For the material that follows, list every line containing the word "object".

----- DATA LISTING -----

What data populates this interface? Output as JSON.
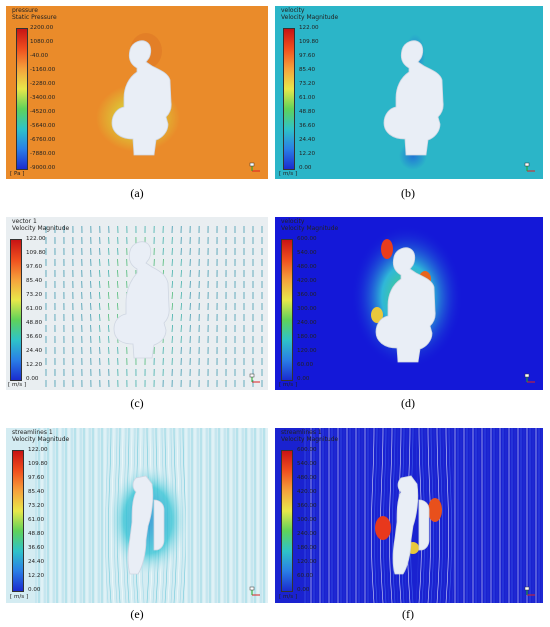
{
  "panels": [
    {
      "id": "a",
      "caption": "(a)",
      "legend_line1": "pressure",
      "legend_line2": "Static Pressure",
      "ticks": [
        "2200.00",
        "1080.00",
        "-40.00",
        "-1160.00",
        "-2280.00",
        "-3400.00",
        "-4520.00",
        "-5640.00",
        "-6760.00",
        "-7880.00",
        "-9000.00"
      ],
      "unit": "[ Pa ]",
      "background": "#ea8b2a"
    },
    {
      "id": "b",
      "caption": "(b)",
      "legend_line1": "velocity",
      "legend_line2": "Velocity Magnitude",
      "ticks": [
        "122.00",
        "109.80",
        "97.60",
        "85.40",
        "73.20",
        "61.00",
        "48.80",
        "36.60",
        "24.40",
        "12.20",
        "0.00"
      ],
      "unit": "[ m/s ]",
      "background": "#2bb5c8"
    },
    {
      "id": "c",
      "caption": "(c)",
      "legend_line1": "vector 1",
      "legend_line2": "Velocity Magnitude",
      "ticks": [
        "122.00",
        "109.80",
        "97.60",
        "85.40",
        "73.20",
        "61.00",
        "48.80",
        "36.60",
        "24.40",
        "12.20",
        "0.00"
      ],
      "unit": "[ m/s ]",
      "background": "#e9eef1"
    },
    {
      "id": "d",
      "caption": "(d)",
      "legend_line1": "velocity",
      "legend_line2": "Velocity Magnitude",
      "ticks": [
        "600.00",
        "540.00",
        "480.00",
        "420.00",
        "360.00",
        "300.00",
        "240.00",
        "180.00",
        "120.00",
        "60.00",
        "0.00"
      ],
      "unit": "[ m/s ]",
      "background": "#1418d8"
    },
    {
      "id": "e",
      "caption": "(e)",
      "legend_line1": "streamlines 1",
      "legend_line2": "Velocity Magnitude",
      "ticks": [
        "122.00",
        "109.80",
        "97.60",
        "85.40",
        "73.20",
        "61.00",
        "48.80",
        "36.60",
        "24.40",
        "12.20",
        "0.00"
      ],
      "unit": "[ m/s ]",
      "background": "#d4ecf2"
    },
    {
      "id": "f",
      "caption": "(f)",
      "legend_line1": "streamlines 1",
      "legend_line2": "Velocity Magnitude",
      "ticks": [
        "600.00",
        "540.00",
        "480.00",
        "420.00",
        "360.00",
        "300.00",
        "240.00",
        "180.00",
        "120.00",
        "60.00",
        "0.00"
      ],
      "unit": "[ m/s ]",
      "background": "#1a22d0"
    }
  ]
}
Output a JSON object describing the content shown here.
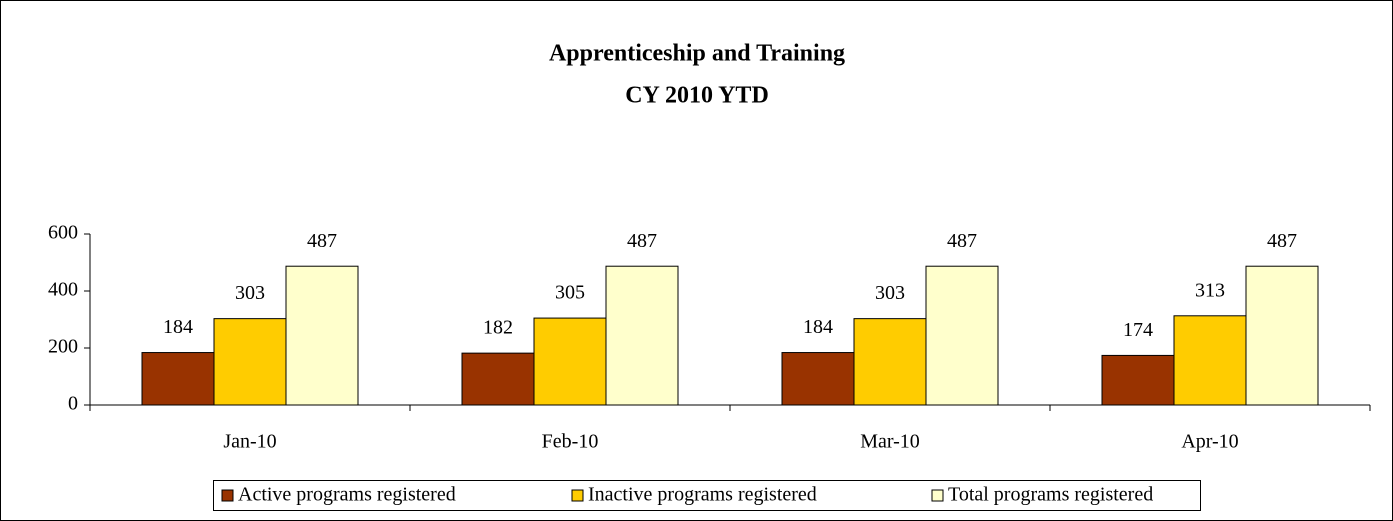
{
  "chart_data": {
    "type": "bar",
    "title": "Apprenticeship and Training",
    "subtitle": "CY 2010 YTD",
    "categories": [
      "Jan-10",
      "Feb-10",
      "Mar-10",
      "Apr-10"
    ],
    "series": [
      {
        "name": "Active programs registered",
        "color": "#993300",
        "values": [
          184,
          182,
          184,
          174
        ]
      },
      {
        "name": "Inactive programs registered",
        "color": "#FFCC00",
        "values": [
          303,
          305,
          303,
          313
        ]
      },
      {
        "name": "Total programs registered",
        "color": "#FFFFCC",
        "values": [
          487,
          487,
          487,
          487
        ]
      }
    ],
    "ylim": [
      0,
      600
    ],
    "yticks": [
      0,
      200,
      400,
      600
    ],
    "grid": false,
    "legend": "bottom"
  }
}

-----
----- DATA LISTING -----

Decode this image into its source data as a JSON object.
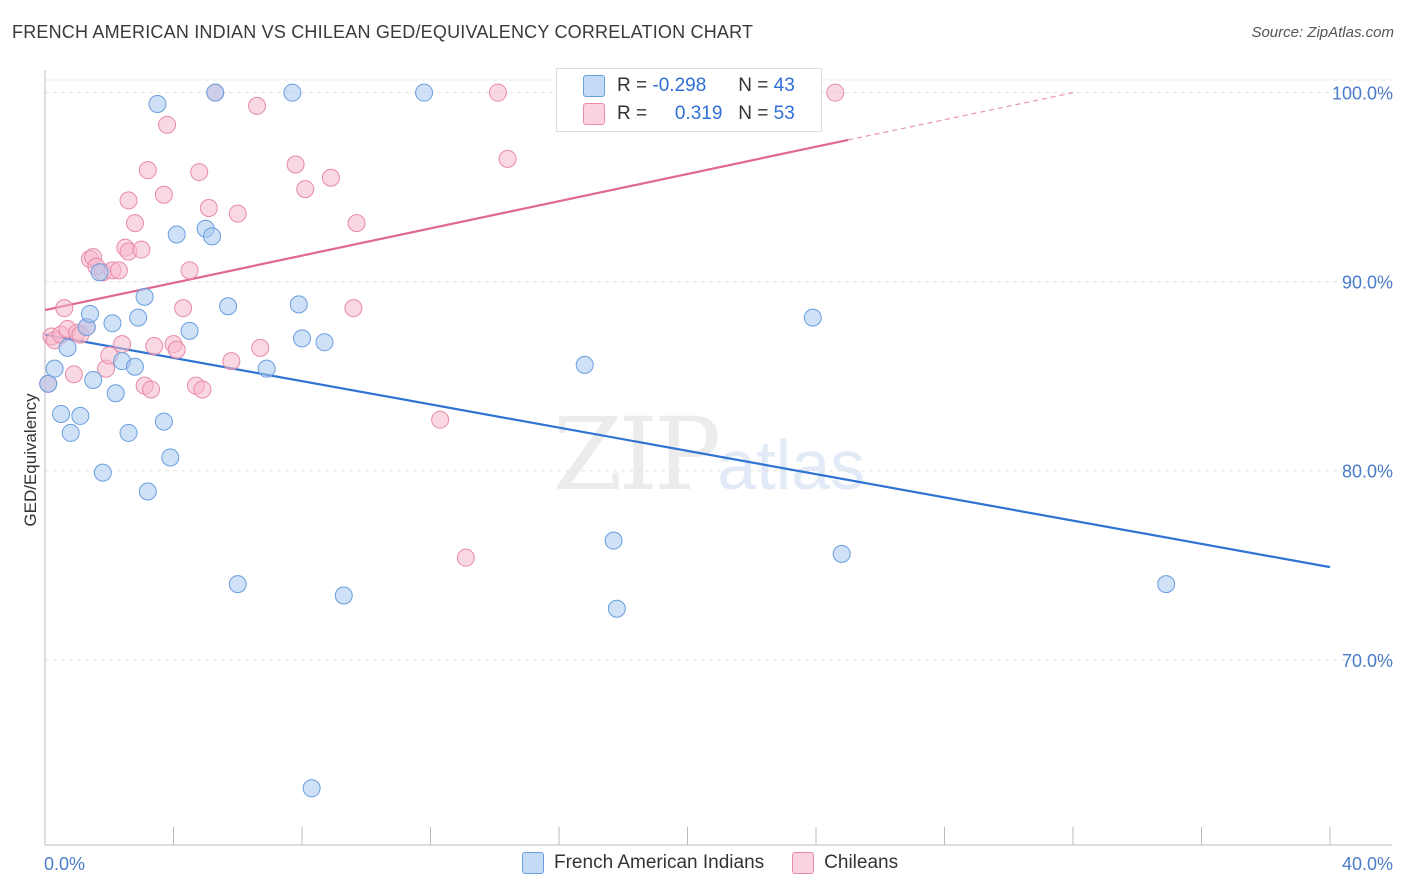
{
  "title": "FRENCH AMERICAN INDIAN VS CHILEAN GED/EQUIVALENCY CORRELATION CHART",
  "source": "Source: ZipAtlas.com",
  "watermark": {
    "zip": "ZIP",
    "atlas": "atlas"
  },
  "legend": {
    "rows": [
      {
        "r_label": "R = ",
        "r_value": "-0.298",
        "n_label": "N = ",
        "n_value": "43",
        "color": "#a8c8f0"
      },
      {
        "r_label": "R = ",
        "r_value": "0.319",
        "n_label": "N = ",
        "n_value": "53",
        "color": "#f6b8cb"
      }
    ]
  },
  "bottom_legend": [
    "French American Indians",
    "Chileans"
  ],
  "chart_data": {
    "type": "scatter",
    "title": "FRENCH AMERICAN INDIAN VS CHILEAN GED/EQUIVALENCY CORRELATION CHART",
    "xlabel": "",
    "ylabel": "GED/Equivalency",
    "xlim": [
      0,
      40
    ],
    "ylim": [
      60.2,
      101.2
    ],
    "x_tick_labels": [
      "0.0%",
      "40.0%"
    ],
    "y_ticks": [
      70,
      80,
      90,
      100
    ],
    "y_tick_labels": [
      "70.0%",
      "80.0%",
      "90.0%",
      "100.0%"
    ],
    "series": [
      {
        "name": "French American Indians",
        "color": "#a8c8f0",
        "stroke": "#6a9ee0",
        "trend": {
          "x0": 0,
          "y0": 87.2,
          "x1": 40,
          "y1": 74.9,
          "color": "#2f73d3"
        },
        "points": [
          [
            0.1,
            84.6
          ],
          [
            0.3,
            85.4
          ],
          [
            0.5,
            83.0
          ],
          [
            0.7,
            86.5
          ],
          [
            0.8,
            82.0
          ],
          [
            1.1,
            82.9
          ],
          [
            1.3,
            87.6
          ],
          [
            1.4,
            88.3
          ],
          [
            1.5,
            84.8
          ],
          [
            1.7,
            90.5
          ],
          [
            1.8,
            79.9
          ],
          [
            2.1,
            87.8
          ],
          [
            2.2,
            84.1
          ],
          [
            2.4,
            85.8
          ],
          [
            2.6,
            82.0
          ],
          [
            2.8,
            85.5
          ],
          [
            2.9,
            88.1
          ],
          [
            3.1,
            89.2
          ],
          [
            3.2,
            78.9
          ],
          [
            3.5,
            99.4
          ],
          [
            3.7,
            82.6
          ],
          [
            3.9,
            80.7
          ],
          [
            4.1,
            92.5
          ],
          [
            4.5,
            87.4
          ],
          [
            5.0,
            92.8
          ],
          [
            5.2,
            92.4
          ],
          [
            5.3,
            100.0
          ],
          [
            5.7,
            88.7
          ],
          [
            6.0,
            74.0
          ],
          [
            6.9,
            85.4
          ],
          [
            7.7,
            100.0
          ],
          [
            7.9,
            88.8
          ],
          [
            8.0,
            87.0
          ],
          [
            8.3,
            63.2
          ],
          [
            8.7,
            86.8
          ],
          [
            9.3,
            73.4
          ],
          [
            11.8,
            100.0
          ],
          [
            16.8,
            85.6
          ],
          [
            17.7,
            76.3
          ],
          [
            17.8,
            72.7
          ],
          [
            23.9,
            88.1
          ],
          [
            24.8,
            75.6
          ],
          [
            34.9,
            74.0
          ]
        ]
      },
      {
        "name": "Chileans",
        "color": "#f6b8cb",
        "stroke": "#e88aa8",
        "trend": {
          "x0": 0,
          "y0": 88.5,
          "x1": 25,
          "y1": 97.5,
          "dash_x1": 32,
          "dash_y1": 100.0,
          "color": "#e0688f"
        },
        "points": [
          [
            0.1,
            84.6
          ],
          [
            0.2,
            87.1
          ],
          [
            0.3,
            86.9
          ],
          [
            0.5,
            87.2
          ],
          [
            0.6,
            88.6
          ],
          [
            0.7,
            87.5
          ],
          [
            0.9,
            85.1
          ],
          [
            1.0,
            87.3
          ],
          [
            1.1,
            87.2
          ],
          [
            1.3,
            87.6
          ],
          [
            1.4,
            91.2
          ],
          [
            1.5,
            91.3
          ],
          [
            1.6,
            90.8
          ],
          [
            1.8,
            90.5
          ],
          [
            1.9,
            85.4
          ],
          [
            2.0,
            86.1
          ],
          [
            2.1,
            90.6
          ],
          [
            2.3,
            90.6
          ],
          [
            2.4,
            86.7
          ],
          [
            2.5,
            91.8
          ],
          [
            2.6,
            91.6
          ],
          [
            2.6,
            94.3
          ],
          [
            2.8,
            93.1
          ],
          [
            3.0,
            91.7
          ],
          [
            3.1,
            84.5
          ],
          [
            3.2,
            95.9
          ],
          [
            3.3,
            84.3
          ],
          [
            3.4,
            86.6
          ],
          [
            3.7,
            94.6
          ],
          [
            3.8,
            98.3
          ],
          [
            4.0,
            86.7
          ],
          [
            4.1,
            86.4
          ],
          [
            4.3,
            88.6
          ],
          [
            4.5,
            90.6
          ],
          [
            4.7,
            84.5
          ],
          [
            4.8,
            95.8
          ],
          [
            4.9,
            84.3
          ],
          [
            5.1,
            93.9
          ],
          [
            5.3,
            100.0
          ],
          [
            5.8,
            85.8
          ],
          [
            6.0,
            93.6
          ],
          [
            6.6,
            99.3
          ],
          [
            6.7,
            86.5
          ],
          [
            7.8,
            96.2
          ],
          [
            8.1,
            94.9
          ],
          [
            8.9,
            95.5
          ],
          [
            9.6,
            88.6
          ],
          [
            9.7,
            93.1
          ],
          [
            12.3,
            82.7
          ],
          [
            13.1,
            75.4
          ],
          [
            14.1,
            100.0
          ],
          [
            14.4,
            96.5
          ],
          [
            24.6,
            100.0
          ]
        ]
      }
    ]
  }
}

-----

**WRITTEN RESPONSE**:
Output a JSON object describing the content shown here.
Decode this image into its source data as a JSON object.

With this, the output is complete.